## Data for the task

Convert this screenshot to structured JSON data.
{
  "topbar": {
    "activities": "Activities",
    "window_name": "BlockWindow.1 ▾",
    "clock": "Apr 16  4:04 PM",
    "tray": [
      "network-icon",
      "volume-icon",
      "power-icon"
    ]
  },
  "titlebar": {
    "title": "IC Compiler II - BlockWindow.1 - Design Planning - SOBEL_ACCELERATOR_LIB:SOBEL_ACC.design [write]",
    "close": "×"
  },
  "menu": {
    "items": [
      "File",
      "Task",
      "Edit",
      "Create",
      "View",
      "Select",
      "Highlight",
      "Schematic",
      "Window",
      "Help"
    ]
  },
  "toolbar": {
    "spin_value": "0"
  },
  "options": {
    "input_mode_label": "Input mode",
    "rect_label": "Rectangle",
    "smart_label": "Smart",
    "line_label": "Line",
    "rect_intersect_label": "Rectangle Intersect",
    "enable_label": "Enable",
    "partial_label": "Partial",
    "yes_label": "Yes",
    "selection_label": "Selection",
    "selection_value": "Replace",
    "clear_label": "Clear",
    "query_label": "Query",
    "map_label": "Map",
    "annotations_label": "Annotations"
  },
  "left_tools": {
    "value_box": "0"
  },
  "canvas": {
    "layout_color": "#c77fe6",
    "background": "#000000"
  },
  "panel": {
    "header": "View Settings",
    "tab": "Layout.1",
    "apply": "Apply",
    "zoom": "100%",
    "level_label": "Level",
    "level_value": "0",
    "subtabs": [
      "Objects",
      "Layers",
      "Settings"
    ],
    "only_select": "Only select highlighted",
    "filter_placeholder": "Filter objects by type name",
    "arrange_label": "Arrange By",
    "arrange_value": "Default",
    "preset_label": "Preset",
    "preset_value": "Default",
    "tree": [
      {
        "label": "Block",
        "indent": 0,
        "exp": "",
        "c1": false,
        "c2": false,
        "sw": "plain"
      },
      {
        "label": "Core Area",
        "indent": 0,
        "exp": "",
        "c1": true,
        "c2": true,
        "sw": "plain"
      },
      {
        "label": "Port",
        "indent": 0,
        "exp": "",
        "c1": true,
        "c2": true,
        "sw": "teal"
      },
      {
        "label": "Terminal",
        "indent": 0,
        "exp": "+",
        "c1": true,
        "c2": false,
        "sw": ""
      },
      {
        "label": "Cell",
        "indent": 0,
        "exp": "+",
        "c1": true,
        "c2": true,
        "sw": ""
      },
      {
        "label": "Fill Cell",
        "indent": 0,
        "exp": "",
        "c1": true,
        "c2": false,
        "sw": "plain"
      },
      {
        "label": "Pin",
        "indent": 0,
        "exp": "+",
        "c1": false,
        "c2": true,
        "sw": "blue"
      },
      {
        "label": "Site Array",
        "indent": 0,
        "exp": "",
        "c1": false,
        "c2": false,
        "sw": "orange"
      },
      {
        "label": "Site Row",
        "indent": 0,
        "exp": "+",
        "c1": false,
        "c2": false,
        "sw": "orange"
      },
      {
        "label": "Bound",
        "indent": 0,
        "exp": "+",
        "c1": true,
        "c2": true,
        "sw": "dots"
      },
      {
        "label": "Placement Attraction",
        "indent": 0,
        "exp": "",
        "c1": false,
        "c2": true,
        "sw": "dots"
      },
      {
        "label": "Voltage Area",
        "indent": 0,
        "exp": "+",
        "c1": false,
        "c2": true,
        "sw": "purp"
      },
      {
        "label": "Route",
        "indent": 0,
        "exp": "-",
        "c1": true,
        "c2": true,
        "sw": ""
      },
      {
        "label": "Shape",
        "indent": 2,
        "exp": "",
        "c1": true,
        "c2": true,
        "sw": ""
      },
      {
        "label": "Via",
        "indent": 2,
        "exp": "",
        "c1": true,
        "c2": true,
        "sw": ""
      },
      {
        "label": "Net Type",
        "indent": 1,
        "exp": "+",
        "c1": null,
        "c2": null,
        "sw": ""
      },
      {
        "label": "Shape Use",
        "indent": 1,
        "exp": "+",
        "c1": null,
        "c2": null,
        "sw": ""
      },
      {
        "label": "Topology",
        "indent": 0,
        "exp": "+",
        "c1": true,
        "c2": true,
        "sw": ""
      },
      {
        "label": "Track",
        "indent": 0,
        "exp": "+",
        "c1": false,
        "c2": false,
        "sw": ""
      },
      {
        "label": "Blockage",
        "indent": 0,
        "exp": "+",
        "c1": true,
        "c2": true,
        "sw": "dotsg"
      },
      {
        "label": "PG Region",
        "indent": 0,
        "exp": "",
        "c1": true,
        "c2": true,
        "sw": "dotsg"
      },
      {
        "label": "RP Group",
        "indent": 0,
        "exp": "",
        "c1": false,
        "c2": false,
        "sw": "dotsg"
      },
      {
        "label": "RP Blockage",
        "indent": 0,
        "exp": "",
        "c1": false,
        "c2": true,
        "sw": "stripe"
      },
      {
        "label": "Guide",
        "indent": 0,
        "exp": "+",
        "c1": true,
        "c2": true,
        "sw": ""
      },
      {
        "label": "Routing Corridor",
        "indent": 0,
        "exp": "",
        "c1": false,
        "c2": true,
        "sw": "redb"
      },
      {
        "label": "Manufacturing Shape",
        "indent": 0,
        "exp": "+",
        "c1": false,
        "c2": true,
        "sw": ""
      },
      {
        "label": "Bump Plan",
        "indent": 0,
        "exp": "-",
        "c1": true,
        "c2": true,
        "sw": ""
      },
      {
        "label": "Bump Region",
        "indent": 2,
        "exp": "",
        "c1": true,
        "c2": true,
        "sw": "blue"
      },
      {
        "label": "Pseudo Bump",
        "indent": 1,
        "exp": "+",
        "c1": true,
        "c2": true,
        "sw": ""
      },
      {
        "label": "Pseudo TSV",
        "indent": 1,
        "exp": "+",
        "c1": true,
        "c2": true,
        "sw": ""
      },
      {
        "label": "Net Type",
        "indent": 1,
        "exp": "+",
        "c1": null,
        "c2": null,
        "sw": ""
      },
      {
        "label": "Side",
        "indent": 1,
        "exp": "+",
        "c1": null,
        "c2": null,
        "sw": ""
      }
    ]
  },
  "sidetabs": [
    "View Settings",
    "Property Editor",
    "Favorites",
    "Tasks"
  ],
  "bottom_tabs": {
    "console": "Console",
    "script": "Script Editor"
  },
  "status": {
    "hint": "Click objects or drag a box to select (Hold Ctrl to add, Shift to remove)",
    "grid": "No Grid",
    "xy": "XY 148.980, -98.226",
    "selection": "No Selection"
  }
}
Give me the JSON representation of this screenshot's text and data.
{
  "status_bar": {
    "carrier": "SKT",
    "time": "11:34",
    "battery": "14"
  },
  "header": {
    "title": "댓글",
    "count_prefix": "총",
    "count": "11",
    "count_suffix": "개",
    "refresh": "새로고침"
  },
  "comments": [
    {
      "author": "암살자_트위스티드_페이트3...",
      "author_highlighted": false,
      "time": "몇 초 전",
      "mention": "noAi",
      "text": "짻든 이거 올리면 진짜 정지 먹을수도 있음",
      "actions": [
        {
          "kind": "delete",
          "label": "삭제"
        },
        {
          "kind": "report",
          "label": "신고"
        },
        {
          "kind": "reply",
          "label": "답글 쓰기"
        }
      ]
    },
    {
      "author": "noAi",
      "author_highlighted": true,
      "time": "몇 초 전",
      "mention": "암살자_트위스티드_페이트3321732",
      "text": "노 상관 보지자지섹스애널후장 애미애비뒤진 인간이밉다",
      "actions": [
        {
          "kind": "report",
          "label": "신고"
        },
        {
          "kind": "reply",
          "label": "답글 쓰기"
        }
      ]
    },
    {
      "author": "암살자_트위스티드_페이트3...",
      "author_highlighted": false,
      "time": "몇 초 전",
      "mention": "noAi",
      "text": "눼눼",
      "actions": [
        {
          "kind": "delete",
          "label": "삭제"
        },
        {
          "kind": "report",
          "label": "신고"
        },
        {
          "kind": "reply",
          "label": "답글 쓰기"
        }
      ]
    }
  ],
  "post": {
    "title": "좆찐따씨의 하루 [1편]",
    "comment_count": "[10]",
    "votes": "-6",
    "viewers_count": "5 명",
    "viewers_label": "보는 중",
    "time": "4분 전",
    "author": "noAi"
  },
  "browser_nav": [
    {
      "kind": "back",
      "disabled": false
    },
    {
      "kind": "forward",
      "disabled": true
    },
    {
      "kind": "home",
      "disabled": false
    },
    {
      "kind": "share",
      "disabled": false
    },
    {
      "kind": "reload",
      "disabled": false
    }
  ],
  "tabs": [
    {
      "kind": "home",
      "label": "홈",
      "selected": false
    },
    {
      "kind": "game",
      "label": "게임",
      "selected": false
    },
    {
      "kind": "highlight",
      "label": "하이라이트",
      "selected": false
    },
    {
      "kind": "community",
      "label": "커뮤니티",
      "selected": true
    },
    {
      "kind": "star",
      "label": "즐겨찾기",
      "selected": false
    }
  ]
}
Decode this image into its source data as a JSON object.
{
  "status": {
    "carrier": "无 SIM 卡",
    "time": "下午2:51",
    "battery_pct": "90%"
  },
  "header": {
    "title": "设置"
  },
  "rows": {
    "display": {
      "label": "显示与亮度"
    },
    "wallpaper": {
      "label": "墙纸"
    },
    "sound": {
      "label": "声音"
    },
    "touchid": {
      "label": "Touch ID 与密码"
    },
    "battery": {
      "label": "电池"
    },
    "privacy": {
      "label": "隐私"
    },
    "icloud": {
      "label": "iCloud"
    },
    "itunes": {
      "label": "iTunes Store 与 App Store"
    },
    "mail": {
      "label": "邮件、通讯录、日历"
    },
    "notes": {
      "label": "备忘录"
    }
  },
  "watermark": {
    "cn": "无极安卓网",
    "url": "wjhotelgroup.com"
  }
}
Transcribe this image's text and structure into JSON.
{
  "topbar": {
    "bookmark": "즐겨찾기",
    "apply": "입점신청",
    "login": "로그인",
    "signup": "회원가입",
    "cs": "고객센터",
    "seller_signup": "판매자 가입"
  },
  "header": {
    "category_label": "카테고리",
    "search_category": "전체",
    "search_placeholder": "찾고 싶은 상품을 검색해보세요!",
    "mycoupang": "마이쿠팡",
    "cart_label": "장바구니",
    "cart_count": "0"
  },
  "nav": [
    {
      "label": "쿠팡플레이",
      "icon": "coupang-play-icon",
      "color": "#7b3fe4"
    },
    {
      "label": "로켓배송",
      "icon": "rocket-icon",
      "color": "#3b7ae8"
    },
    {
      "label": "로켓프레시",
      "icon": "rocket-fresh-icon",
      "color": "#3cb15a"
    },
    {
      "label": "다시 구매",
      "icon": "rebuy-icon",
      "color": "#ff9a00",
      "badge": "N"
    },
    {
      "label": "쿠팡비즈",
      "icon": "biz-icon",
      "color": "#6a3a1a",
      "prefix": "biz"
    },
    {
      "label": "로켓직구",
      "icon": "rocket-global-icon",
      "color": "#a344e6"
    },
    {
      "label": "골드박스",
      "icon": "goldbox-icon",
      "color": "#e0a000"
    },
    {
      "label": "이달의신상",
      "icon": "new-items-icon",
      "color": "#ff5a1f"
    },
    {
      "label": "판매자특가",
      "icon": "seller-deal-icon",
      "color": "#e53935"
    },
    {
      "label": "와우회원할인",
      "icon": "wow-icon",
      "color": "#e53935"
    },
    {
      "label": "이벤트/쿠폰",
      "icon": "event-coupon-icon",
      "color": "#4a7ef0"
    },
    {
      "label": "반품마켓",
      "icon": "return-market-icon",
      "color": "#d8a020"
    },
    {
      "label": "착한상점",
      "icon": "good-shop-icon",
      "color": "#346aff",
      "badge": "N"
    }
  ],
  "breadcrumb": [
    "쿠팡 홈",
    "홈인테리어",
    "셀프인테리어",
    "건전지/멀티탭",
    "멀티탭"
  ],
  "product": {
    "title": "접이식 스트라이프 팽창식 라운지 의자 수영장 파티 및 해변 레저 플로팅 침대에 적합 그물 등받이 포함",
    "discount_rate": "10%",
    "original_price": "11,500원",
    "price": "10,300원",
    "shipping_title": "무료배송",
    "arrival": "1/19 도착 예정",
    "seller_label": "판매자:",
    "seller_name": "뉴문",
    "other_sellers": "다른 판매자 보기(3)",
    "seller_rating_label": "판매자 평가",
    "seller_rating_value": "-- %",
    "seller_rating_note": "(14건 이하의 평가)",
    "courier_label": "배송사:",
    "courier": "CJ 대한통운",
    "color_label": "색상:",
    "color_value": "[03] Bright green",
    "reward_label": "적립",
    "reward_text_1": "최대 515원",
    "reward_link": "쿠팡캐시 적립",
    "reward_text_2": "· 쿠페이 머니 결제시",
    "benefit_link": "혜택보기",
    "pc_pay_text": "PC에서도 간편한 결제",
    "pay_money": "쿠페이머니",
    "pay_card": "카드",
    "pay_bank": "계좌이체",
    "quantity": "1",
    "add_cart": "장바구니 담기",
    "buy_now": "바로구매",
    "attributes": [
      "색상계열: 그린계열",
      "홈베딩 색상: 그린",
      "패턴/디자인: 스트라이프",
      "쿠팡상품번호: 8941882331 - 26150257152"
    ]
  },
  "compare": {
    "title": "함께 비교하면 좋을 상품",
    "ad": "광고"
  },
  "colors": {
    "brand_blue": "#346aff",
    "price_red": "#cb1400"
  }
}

## Problem description
Copy down every line of the entries containing the word "screenshot".

## The response
Convert this screenshot to structured JSON data.
Give me the JSON representation of this screenshot's text and data.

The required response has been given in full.